**WHAT IS ASKED**
Word for word, print each line of the listing below; pictures stay out.

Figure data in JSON
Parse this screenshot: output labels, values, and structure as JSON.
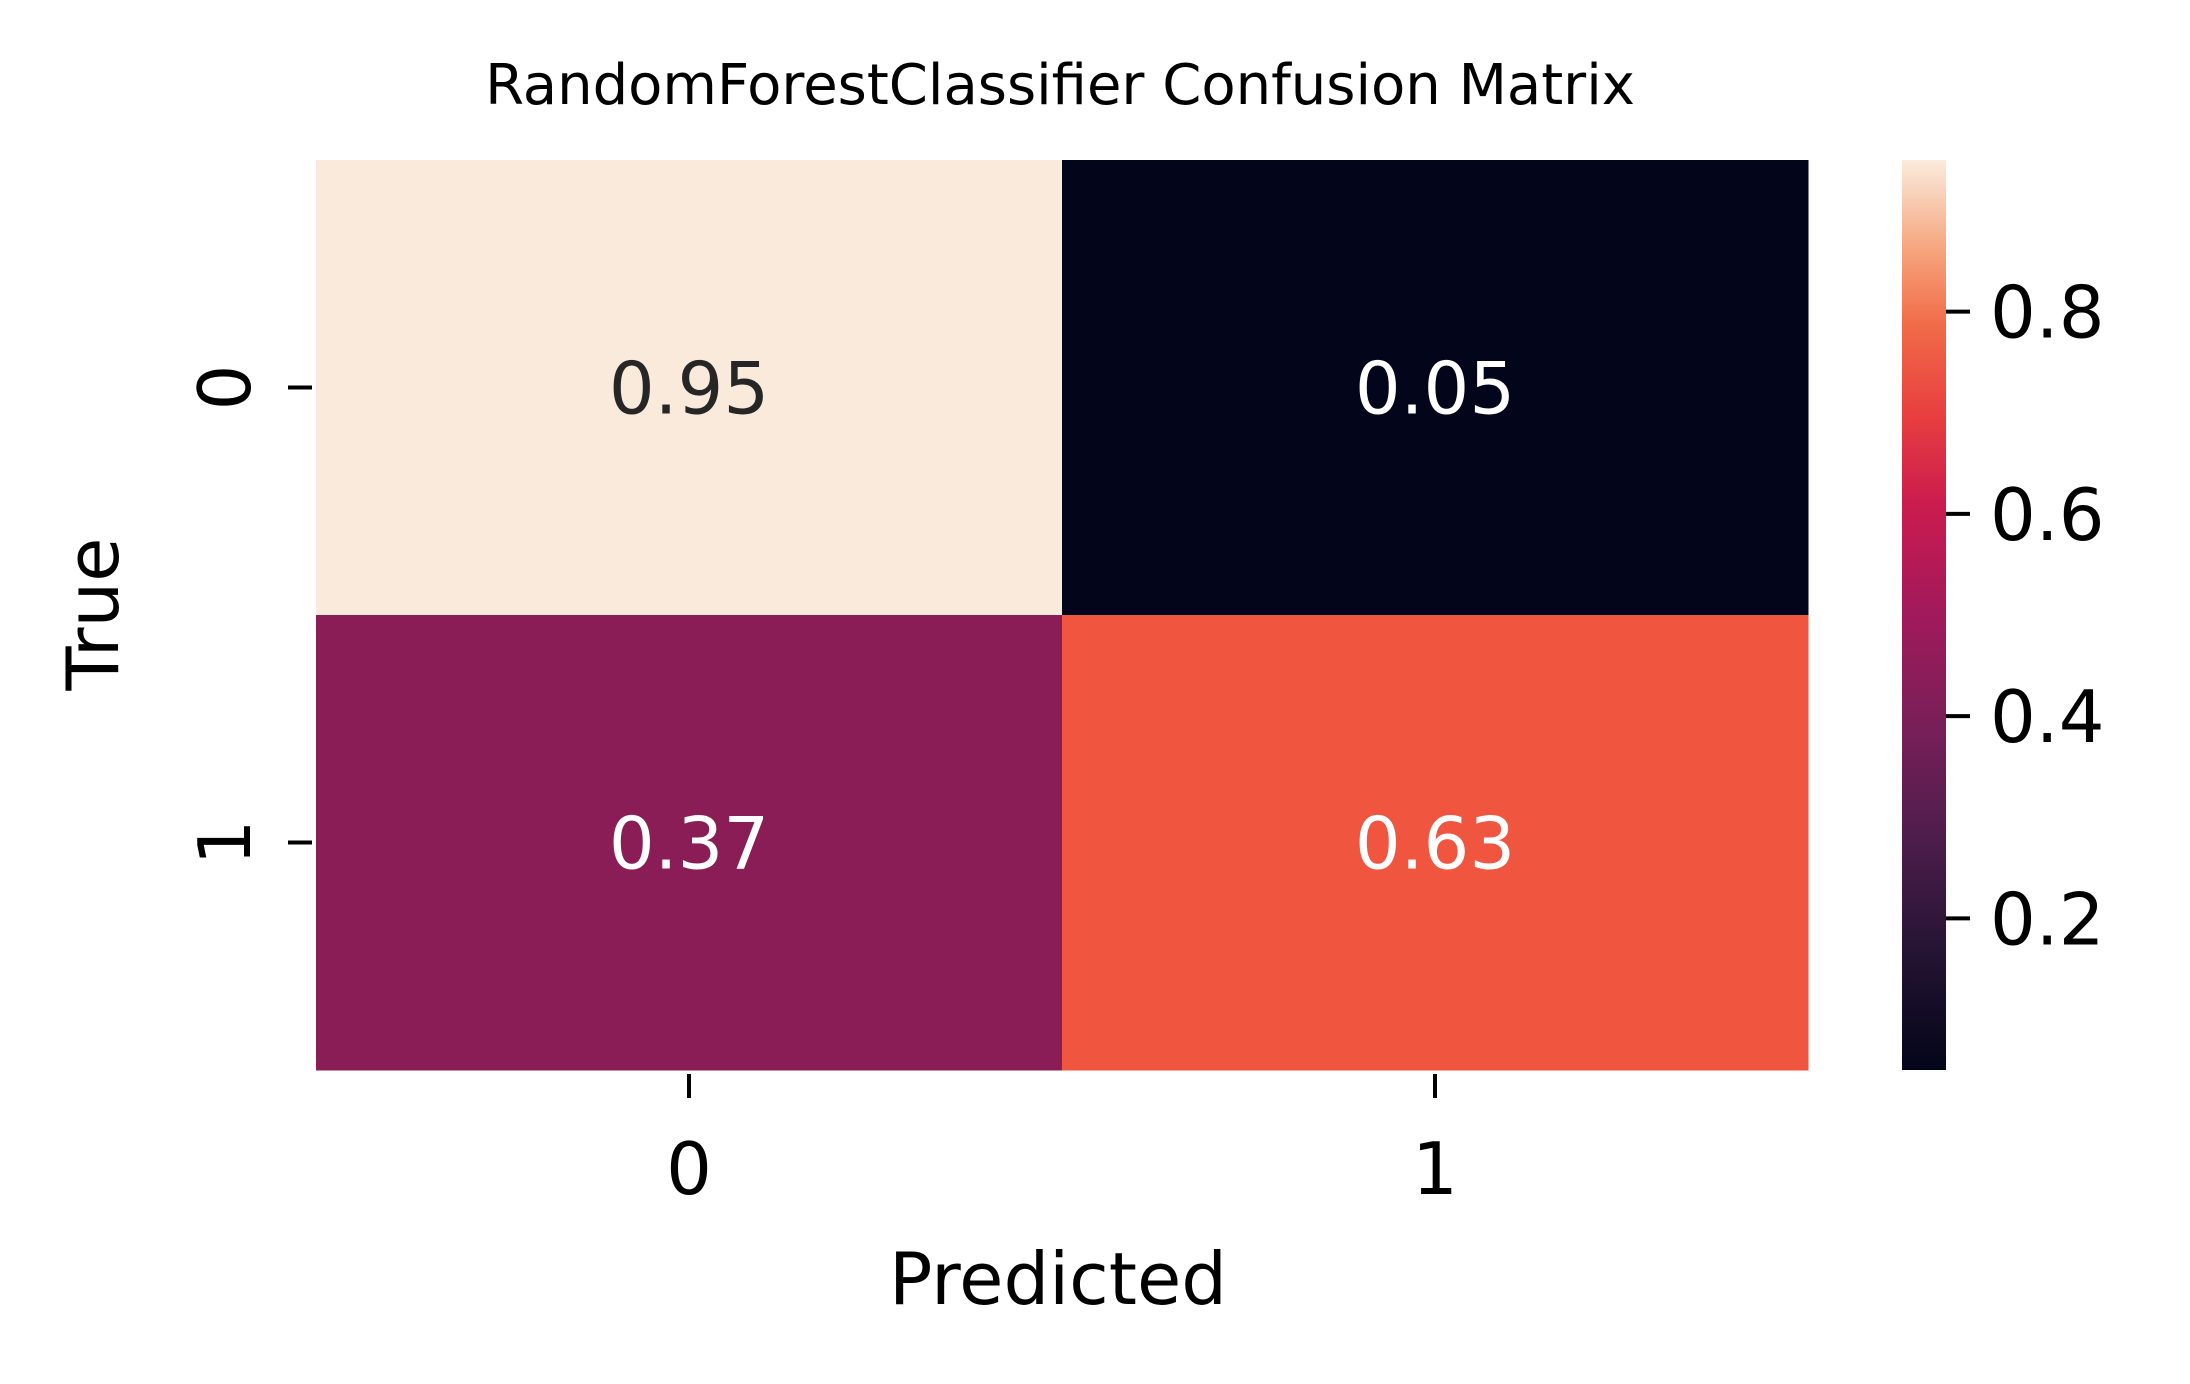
{
  "chart_data": {
    "type": "heatmap",
    "title": "RandomForestClassifier Confusion Matrix",
    "xlabel": "Predicted",
    "ylabel": "True",
    "x_categories": [
      "0",
      "1"
    ],
    "y_categories": [
      "0",
      "1"
    ],
    "values": [
      [
        0.95,
        0.05
      ],
      [
        0.37,
        0.63
      ]
    ],
    "cell_labels": [
      [
        "0.95",
        "0.05"
      ],
      [
        "0.37",
        "0.63"
      ]
    ],
    "colormap": "rocket",
    "color_range": [
      0.05,
      0.95
    ],
    "colorbar": {
      "ticks": [
        0.2,
        0.4,
        0.6,
        0.8
      ],
      "tick_labels": [
        "0.2",
        "0.4",
        "0.6",
        "0.8"
      ]
    },
    "cell_colors": [
      [
        "#faeadc",
        "#03051a"
      ],
      [
        "#8a1d55",
        "#ef553f"
      ]
    ],
    "label_colors": [
      [
        "#262626",
        "#ffffff"
      ],
      [
        "#ffffff",
        "#ffffff"
      ]
    ]
  }
}
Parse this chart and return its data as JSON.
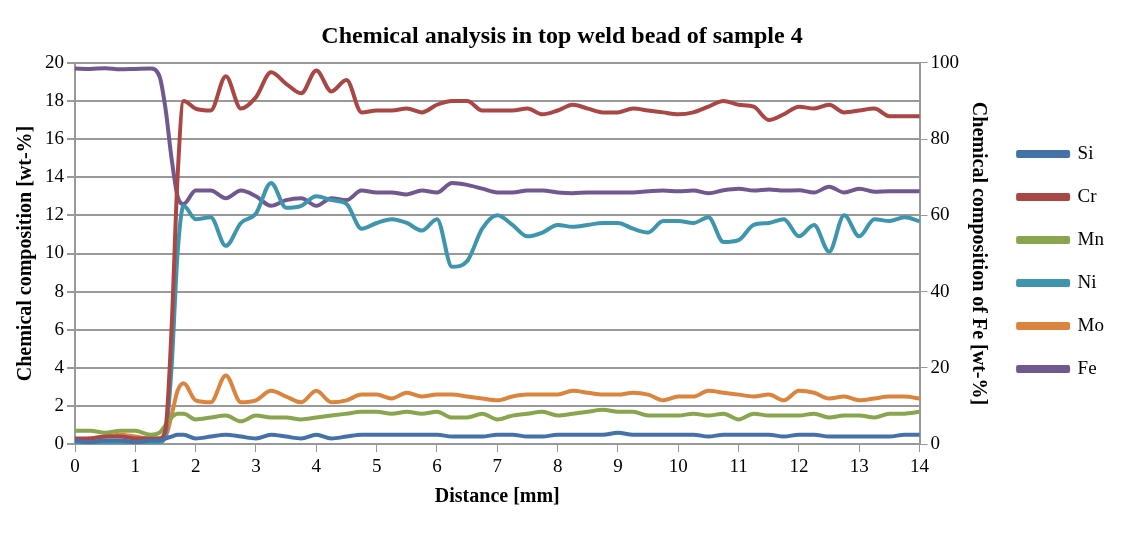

**FINISHED EXERCISE**
Parse this screenshot: output labels, values, and structure as JSON.
{
  "chart_data": {
    "type": "heatmap",
    "title": "RandomForestClassifier Confusion Matrix",
    "xlabel": "Predicted",
    "ylabel": "True",
    "x_categories": [
      "0",
      "1"
    ],
    "y_categories": [
      "0",
      "1"
    ],
    "values": [
      [
        0.95,
        0.05
      ],
      [
        0.37,
        0.63
      ]
    ],
    "cell_labels": [
      [
        "0.95",
        "0.05"
      ],
      [
        "0.37",
        "0.63"
      ]
    ],
    "colormap": "rocket",
    "color_range": [
      0.05,
      0.95
    ],
    "colorbar": {
      "ticks": [
        0.2,
        0.4,
        0.6,
        0.8
      ],
      "tick_labels": [
        "0.2",
        "0.4",
        "0.6",
        "0.8"
      ]
    },
    "cell_colors": [
      [
        "#faeadc",
        "#03051a"
      ],
      [
        "#8a1d55",
        "#ef553f"
      ]
    ],
    "label_colors": [
      [
        "#262626",
        "#ffffff"
      ],
      [
        "#ffffff",
        "#ffffff"
      ]
    ]
  }
}
Parse this chart and return its data as JSON.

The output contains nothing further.